Where a line contains the word "bansa", copy that line in full.
---------- GIVEN DATA
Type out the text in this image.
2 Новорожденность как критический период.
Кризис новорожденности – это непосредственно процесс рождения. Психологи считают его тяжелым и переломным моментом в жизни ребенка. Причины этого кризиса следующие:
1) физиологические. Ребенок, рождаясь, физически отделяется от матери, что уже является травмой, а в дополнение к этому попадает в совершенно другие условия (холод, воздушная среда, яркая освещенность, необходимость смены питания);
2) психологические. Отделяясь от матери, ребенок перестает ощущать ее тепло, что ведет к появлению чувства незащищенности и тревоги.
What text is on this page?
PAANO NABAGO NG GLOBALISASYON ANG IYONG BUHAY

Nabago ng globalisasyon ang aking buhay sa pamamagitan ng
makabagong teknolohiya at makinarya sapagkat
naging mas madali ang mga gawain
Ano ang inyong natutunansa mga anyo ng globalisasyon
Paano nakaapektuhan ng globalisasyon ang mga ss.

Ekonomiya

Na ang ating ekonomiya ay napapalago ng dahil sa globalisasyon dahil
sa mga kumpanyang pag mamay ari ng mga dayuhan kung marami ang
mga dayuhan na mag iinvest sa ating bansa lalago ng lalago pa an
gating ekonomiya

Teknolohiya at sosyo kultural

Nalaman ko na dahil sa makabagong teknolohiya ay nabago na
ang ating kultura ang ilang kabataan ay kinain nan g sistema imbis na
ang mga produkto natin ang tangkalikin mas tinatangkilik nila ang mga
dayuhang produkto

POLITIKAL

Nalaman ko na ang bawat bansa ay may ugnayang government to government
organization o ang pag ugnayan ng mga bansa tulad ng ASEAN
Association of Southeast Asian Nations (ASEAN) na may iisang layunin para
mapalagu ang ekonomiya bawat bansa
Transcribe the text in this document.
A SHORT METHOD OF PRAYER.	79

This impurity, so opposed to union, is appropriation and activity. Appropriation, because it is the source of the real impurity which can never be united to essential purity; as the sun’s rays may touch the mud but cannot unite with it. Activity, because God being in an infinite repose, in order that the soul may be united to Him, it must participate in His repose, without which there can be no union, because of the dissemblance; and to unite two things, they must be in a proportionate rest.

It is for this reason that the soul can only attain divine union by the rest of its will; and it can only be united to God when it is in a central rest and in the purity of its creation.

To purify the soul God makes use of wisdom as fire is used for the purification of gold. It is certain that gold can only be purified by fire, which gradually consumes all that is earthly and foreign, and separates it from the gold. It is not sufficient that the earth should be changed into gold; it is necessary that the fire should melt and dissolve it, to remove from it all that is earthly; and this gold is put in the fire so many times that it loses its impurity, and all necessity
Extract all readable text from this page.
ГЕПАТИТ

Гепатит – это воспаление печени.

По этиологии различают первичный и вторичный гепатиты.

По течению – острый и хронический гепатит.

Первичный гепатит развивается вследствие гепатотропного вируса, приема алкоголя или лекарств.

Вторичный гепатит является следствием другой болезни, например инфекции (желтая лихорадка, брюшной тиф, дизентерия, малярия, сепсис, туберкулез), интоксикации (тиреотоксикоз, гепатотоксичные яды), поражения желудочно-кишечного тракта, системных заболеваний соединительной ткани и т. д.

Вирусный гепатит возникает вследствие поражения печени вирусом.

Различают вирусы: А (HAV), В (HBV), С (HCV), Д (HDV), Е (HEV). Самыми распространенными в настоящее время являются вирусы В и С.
--------------------
→ **RESULT FOR THIS EXERCISE**
mga dayuhan na mag iinvest sa ating bansa lalago ng lalago pa an
Nalaman ko na ang bawat bansa ay may ugnayang government to government
organization o ang pag ugnayan ng mga bansa tulad ng ASEAN
mapalagu ang ekonomiya bawat bansa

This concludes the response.